WHAT THE EXERCISE ASKS: Your task is to quote the material that follows, in full and exactly.

PROVIDED RECORDS:
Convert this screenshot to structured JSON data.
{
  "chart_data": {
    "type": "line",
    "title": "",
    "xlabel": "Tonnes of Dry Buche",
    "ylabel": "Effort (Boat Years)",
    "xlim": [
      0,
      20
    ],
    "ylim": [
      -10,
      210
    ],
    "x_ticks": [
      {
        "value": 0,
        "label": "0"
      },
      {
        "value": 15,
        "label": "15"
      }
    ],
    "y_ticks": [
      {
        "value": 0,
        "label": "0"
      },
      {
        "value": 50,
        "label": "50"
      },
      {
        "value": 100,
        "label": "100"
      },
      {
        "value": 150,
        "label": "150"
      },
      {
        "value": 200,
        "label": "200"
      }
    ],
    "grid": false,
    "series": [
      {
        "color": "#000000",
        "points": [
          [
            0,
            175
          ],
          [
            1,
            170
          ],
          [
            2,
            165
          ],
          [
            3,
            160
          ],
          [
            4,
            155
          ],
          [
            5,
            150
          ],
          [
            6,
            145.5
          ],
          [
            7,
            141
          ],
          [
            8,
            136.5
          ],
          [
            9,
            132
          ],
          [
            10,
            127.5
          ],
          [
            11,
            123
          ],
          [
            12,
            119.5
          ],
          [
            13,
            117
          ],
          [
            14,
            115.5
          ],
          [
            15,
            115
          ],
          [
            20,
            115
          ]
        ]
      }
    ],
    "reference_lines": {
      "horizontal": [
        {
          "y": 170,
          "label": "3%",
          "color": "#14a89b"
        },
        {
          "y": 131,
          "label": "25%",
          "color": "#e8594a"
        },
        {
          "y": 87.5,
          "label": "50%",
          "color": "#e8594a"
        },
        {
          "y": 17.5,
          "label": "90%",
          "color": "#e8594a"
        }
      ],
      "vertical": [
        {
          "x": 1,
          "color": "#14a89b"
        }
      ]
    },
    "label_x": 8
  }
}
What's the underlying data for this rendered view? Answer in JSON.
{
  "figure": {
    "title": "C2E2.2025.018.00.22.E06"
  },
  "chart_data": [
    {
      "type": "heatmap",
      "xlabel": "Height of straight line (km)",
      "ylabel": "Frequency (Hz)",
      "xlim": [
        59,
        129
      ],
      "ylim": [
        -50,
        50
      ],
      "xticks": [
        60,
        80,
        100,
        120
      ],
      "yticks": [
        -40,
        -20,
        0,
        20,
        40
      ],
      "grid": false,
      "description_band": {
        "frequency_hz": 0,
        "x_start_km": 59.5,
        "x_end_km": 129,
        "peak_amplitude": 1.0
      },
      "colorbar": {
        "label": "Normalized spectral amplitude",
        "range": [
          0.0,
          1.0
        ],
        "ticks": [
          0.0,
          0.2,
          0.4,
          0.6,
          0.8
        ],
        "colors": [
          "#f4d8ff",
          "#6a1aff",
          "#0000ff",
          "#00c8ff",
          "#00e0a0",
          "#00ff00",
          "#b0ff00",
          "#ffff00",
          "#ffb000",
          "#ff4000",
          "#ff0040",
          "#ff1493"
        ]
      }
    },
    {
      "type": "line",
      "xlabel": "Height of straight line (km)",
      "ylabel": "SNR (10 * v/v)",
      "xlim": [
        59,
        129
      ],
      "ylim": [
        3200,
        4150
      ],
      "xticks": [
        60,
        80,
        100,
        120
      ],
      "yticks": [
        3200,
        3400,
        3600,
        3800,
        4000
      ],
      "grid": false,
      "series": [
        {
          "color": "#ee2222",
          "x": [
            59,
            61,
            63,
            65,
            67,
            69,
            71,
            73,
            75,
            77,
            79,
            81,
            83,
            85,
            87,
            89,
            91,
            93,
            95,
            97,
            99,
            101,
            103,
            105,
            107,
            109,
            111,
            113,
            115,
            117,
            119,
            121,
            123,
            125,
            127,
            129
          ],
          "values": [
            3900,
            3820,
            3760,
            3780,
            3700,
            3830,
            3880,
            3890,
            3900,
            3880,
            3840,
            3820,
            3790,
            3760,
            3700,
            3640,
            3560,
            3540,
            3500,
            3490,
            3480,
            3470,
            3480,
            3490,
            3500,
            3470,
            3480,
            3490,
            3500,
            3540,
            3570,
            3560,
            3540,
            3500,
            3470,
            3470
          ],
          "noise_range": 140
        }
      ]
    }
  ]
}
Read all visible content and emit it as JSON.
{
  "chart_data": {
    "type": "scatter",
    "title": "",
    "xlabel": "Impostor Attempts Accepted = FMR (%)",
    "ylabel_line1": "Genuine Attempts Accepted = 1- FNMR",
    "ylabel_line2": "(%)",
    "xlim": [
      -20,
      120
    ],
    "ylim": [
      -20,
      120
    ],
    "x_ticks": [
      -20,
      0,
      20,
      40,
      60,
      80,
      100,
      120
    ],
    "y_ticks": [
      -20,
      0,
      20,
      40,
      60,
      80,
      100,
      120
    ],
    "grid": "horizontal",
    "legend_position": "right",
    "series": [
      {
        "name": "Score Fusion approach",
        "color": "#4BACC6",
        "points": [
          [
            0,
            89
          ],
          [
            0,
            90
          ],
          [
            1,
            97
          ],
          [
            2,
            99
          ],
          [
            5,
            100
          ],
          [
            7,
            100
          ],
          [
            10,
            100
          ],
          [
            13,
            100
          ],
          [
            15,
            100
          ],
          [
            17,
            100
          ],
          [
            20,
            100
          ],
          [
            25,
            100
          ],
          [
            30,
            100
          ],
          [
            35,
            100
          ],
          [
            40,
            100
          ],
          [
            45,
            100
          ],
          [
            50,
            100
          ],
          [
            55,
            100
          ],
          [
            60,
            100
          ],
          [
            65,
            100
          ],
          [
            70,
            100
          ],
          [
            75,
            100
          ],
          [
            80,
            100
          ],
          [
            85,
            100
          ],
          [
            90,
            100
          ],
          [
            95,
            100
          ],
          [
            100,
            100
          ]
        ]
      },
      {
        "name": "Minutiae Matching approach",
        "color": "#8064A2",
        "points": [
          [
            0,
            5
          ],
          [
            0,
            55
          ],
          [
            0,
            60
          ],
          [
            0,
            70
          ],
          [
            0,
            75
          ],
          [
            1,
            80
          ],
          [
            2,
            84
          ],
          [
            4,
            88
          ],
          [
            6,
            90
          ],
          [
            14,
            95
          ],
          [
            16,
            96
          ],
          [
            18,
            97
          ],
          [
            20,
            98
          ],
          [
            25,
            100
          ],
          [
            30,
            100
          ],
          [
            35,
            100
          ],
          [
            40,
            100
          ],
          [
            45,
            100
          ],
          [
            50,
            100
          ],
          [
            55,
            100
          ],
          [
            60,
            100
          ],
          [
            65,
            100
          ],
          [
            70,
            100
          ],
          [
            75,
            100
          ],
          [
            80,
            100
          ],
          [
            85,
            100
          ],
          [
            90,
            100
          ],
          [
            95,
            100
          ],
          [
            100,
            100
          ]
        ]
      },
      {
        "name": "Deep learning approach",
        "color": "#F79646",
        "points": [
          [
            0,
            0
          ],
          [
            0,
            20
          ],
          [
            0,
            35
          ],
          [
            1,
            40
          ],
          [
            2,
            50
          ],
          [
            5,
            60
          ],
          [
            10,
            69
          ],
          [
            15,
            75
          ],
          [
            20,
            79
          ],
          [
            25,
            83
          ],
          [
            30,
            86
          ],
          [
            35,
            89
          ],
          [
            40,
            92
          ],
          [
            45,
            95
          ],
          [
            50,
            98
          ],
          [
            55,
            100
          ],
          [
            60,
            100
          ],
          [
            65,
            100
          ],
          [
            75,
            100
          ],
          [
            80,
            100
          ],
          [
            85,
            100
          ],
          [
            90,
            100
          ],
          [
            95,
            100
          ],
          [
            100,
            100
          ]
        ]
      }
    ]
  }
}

FINISHED TASK:
Convert this screenshot to structured JSON data.
{
  "chart_data": {
    "type": "line",
    "title": "",
    "xlabel": "Tonnes of Dry Buche",
    "ylabel": "Effort (Boat Years)",
    "xlim": [
      0,
      20
    ],
    "ylim": [
      -10,
      210
    ],
    "x_ticks": [
      {
        "value": 0,
        "label": "0"
      },
      {
        "value": 15,
        "label": "15"
      }
    ],
    "y_ticks": [
      {
        "value": 0,
        "label": "0"
      },
      {
        "value": 50,
        "label": "50"
      },
      {
        "value": 100,
        "label": "100"
      },
      {
        "value": 150,
        "label": "150"
      },
      {
        "value": 200,
        "label": "200"
      }
    ],
    "grid": false,
    "series": [
      {
        "color": "#000000",
        "points": [
          [
            0,
            175
          ],
          [
            1,
            170
          ],
          [
            2,
            165
          ],
          [
            3,
            160
          ],
          [
            4,
            155
          ],
          [
            5,
            150
          ],
          [
            6,
            145.5
          ],
          [
            7,
            141
          ],
          [
            8,
            136.5
          ],
          [
            9,
            132
          ],
          [
            10,
            127.5
          ],
          [
            11,
            123
          ],
          [
            12,
            119.5
          ],
          [
            13,
            117
          ],
          [
            14,
            115.5
          ],
          [
            15,
            115
          ],
          [
            20,
            115
          ]
        ]
      }
    ],
    "reference_lines": {
      "horizontal": [
        {
          "y": 170,
          "label": "3%",
          "color": "#14a89b"
        },
        {
          "y": 131,
          "label": "25%",
          "color": "#e8594a"
        },
        {
          "y": 87.5,
          "label": "50%",
          "color": "#e8594a"
        },
        {
          "y": 17.5,
          "label": "90%",
          "color": "#e8594a"
        }
      ],
      "vertical": [
        {
          "x": 1,
          "color": "#14a89b"
        }
      ]
    },
    "label_x": 8
  }
}
What's the underlying data for this rendered view? Answer in JSON.
{
  "figure": {
    "title": "C2E2.2025.018.00.22.E06"
  },
  "chart_data": [
    {
      "type": "heatmap",
      "xlabel": "Height of straight line (km)",
      "ylabel": "Frequency (Hz)",
      "xlim": [
        59,
        129
      ],
      "ylim": [
        -50,
        50
      ],
      "xticks": [
        60,
        80,
        100,
        120
      ],
      "yticks": [
        -40,
        -20,
        0,
        20,
        40
      ],
      "grid": false,
      "description_band": {
        "frequency_hz": 0,
        "x_start_km": 59.5,
        "x_end_km": 129,
        "peak_amplitude": 1.0
      },
      "colorbar": {
        "label": "Normalized spectral amplitude",
        "range": [
          0.0,
          1.0
        ],
        "ticks": [
          0.0,
          0.2,
          0.4,
          0.6,
          0.8
        ],
        "colors": [
          "#f4d8ff",
          "#6a1aff",
          "#0000ff",
          "#00c8ff",
          "#00e0a0",
          "#00ff00",
          "#b0ff00",
          "#ffff00",
          "#ffb000",
          "#ff4000",
          "#ff0040",
          "#ff1493"
        ]
      }
    },
    {
      "type": "line",
      "xlabel": "Height of straight line (km)",
      "ylabel": "SNR (10 * v/v)",
      "xlim": [
        59,
        129
      ],
      "ylim": [
        3200,
        4150
      ],
      "xticks": [
        60,
        80,
        100,
        120
      ],
      "yticks": [
        3200,
        3400,
        3600,
        3800,
        4000
      ],
      "grid": false,
      "series": [
        {
          "color": "#ee2222",
          "x": [
            59,
            61,
            63,
            65,
            67,
            69,
            71,
            73,
            75,
            77,
            79,
            81,
            83,
            85,
            87,
            89,
            91,
            93,
            95,
            97,
            99,
            101,
            103,
            105,
            107,
            109,
            111,
            113,
            115,
            117,
            119,
            121,
            123,
            125,
            127,
            129
          ],
          "values": [
            3900,
            3820,
            3760,
            3780,
            3700,
            3830,
            3880,
            3890,
            3900,
            3880,
            3840,
            3820,
            3790,
            3760,
            3700,
            3640,
            3560,
            3540,
            3500,
            3490,
            3480,
            3470,
            3480,
            3490,
            3500,
            3470,
            3480,
            3490,
            3500,
            3540,
            3570,
            3560,
            3540,
            3500,
            3470,
            3470
          ],
          "noise_range": 140
        }
      ]
    }
  ]
}
Read all visible content and emit it as JSON.
{
  "chart_data": {
    "type": "scatter",
    "title": "",
    "xlabel": "Impostor Attempts Accepted = FMR (%)",
    "ylabel_line1": "Genuine Attempts Accepted = 1- FNMR",
    "ylabel_line2": "(%)",
    "xlim": [
      -20,
      120
    ],
    "ylim": [
      -20,
      120
    ],
    "x_ticks": [
      -20,
      0,
      20,
      40,
      60,
      80,
      100,
      120
    ],
    "y_ticks": [
      -20,
      0,
      20,
      40,
      60,
      80,
      100,
      120
    ],
    "grid": "horizontal",
    "legend_position": "right",
    "series": [
      {
        "name": "Score Fusion approach",
        "color": "#4BACC6",
        "points": [
          [
            0,
            89
          ],
          [
            0,
            90
          ],
          [
            1,
            97
          ],
          [
            2,
            99
          ],
          [
            5,
            100
          ],
          [
            7,
            100
          ],
          [
            10,
            100
          ],
          [
            13,
            100
          ],
          [
            15,
            100
          ],
          [
            17,
            100
          ],
          [
            20,
            100
          ],
          [
            25,
            100
          ],
          [
            30,
            100
          ],
          [
            35,
            100
          ],
          [
            40,
            100
          ],
          [
            45,
            100
          ],
          [
            50,
            100
          ],
          [
            55,
            100
          ],
          [
            60,
            100
          ],
          [
            65,
            100
          ],
          [
            70,
            100
          ],
          [
            75,
            100
          ],
          [
            80,
            100
          ],
          [
            85,
            100
          ],
          [
            90,
            100
          ],
          [
            95,
            100
          ],
          [
            100,
            100
          ]
        ]
      },
      {
        "name": "Minutiae Matching approach",
        "color": "#8064A2",
        "points": [
          [
            0,
            5
          ],
          [
            0,
            55
          ],
          [
            0,
            60
          ],
          [
            0,
            70
          ],
          [
            0,
            75
          ],
          [
            1,
            80
          ],
          [
            2,
            84
          ],
          [
            4,
            88
          ],
          [
            6,
            90
          ],
          [
            14,
            95
          ],
          [
            16,
            96
          ],
          [
            18,
            97
          ],
          [
            20,
            98
          ],
          [
            25,
            100
          ],
          [
            30,
            100
          ],
          [
            35,
            100
          ],
          [
            40,
            100
          ],
          [
            45,
            100
          ],
          [
            50,
            100
          ],
          [
            55,
            100
          ],
          [
            60,
            100
          ],
          [
            65,
            100
          ],
          [
            70,
            100
          ],
          [
            75,
            100
          ],
          [
            80,
            100
          ],
          [
            85,
            100
          ],
          [
            90,
            100
          ],
          [
            95,
            100
          ],
          [
            100,
            100
          ]
        ]
      },
      {
        "name": "Deep learning approach",
        "color": "#F79646",
        "points": [
          [
            0,
            0
          ],
          [
            0,
            20
          ],
          [
            0,
            35
          ],
          [
            1,
            40
          ],
          [
            2,
            50
          ],
          [
            5,
            60
          ],
          [
            10,
            69
          ],
          [
            15,
            75
          ],
          [
            20,
            79
          ],
          [
            25,
            83
          ],
          [
            30,
            86
          ],
          [
            35,
            89
          ],
          [
            40,
            92
          ],
          [
            45,
            95
          ],
          [
            50,
            98
          ],
          [
            55,
            100
          ],
          [
            60,
            100
          ],
          [
            65,
            100
          ],
          [
            75,
            100
          ],
          [
            80,
            100
          ],
          [
            85,
            100
          ],
          [
            90,
            100
          ],
          [
            95,
            100
          ],
          [
            100,
            100
          ]
        ]
      }
    ]
  }
}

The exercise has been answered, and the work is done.